WRITTEN PROBLEM: Reproduce every one of the following items line by line, without changing a single character.

INPUT MATERIAL:
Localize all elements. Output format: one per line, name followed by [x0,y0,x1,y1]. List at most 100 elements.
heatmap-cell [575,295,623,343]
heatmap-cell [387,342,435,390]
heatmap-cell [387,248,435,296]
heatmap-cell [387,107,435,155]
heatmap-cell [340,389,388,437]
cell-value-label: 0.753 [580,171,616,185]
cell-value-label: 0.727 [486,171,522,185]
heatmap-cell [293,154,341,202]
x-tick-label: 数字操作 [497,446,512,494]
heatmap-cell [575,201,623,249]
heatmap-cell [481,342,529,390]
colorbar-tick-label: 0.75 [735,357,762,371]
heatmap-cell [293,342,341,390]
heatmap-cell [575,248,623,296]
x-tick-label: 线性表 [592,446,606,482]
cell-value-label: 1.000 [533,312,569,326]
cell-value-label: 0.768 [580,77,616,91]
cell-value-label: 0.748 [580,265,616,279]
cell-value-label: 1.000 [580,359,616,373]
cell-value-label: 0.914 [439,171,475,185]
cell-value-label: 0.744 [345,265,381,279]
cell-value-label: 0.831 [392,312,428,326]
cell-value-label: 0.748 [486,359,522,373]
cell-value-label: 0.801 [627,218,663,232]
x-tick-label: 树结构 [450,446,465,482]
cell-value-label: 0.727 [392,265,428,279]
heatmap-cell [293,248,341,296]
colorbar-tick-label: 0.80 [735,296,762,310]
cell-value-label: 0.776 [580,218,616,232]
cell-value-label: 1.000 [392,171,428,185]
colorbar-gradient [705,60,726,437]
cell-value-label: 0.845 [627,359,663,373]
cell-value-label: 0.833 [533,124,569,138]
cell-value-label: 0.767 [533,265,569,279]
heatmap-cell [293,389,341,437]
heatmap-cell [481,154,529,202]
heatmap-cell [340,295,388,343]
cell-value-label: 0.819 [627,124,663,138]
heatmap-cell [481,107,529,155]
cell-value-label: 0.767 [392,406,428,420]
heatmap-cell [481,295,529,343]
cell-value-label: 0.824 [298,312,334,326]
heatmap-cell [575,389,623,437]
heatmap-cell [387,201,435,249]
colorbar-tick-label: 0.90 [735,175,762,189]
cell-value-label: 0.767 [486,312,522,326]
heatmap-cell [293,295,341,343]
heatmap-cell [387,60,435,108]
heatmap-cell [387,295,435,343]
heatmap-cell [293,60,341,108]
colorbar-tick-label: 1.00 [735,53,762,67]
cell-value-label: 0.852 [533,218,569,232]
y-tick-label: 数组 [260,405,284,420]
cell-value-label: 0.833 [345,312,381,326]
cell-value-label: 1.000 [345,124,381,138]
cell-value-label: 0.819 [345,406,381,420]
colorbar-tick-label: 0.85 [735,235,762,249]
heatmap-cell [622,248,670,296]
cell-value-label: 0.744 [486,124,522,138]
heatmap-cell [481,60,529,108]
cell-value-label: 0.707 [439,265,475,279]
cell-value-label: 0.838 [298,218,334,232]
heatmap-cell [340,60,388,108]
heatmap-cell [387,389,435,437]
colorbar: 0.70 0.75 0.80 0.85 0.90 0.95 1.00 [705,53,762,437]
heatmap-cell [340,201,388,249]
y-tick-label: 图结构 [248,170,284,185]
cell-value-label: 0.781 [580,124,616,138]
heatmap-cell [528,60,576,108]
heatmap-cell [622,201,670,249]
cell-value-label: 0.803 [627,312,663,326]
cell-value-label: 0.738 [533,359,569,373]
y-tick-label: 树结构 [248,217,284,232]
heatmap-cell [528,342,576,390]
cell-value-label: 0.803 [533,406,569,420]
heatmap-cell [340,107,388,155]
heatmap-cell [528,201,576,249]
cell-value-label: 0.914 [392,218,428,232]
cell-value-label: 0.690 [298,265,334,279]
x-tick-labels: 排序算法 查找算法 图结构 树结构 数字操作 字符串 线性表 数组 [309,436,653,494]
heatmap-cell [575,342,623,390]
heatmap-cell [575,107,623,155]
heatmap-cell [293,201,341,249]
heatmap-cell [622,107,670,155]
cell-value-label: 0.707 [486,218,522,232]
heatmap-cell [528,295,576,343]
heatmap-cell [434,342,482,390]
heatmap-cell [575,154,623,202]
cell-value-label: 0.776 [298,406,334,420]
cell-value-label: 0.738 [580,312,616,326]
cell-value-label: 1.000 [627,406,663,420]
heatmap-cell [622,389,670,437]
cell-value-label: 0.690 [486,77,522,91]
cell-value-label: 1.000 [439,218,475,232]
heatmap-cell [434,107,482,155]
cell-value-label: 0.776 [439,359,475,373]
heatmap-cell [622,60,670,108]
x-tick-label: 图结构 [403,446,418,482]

OUTPUT FOR THIS TASK:
Localize all elements. Output format: one per line, name followed by [x0,y0,x1,y1]. List at most 100 elements.
heatmap-cell [575,295,623,343]
heatmap-cell [387,342,435,390]
heatmap-cell [387,248,435,296]
heatmap-cell [387,107,435,155]
heatmap-cell [340,389,388,437]
cell-value-label: 0.753 [580,171,616,185]
cell-value-label: 0.727 [486,171,522,185]
heatmap-cell [293,154,341,202]
x-tick-label: 数字操作 [497,446,512,494]
heatmap-cell [575,201,623,249]
heatmap-cell [481,342,529,390]
colorbar-tick-label: 0.75 [735,357,762,371]
heatmap-cell [293,342,341,390]
heatmap-cell [575,248,623,296]
x-tick-label: 线性表 [592,446,606,482]
cell-value-label: 1.000 [533,312,569,326]
cell-value-label: 0.768 [580,77,616,91]
cell-value-label: 0.748 [580,265,616,279]
cell-value-label: 1.000 [580,359,616,373]
cell-value-label: 0.914 [439,171,475,185]
cell-value-label: 0.744 [345,265,381,279]
cell-value-label: 0.831 [392,312,428,326]
cell-value-label: 0.748 [486,359,522,373]
cell-value-label: 0.801 [627,218,663,232]
x-tick-label: 树结构 [450,446,465,482]
cell-value-label: 0.727 [392,265,428,279]
heatmap-cell [293,248,341,296]
colorbar-tick-label: 0.80 [735,296,762,310]
cell-value-label: 0.776 [580,218,616,232]
cell-value-label: 1.000 [392,171,428,185]
colorbar-gradient [705,60,726,437]
cell-value-label: 0.845 [627,359,663,373]
cell-value-label: 0.833 [533,124,569,138]
cell-value-label: 0.767 [533,265,569,279]
heatmap-cell [293,389,341,437]
heatmap-cell [481,154,529,202]
heatmap-cell [340,295,388,343]
cell-value-label: 0.819 [627,124,663,138]
heatmap-cell [481,107,529,155]
cell-value-label: 0.767 [392,406,428,420]
heatmap-cell [481,295,529,343]
cell-value-label: 0.824 [298,312,334,326]
heatmap-cell [575,389,623,437]
heatmap-cell [387,201,435,249]
colorbar-tick-label: 0.90 [735,175,762,189]
cell-value-label: 0.767 [486,312,522,326]
heatmap-cell [293,295,341,343]
heatmap-cell [387,60,435,108]
heatmap-cell [387,295,435,343]
heatmap-cell [293,60,341,108]
colorbar-tick-label: 1.00 [735,53,762,67]
cell-value-label: 0.852 [533,218,569,232]
y-tick-label: 数组 [260,405,284,420]
cell-value-label: 0.833 [345,312,381,326]
cell-value-label: 1.000 [345,124,381,138]
cell-value-label: 0.819 [345,406,381,420]
colorbar-tick-label: 0.85 [735,235,762,249]
heatmap-cell [622,248,670,296]
cell-value-label: 0.744 [486,124,522,138]
heatmap-cell [481,60,529,108]
cell-value-label: 0.707 [439,265,475,279]
cell-value-label: 0.838 [298,218,334,232]
heatmap-cell [340,60,388,108]
heatmap-cell [387,389,435,437]
colorbar: 0.70 0.75 0.80 0.85 0.90 0.95 1.00 [705,53,762,437]
heatmap-cell [340,201,388,249]
y-tick-label: 图结构 [248,170,284,185]
cell-value-label: 0.781 [580,124,616,138]
heatmap-cell [528,60,576,108]
heatmap-cell [622,201,670,249]
cell-value-label: 0.803 [627,312,663,326]
cell-value-label: 0.738 [533,359,569,373]
y-tick-label: 树结构 [248,217,284,232]
heatmap-cell [528,342,576,390]
cell-value-label: 0.803 [533,406,569,420]
heatmap-cell [340,107,388,155]
heatmap-cell [528,201,576,249]
cell-value-label: 0.914 [392,218,428,232]
cell-value-label: 0.690 [298,265,334,279]
x-tick-labels: 排序算法 查找算法 图结构 树结构 数字操作 字符串 线性表 数组 [309,436,653,494]
heatmap-cell [575,342,623,390]
heatmap-cell [575,107,623,155]
heatmap-cell [293,201,341,249]
heatmap-cell [622,107,670,155]
cell-value-label: 0.707 [486,218,522,232]
heatmap-cell [528,295,576,343]
heatmap-cell [434,342,482,390]
heatmap-cell [575,154,623,202]
cell-value-label: 0.776 [298,406,334,420]
cell-value-label: 0.738 [580,312,616,326]
cell-value-label: 1.000 [627,406,663,420]
heatmap-cell [622,389,670,437]
cell-value-label: 0.690 [486,77,522,91]
cell-value-label: 1.000 [439,218,475,232]
heatmap-cell [434,107,482,155]
cell-value-label: 0.776 [439,359,475,373]
heatmap-cell [622,60,670,108]
x-tick-label: 图结构 [403,446,418,482]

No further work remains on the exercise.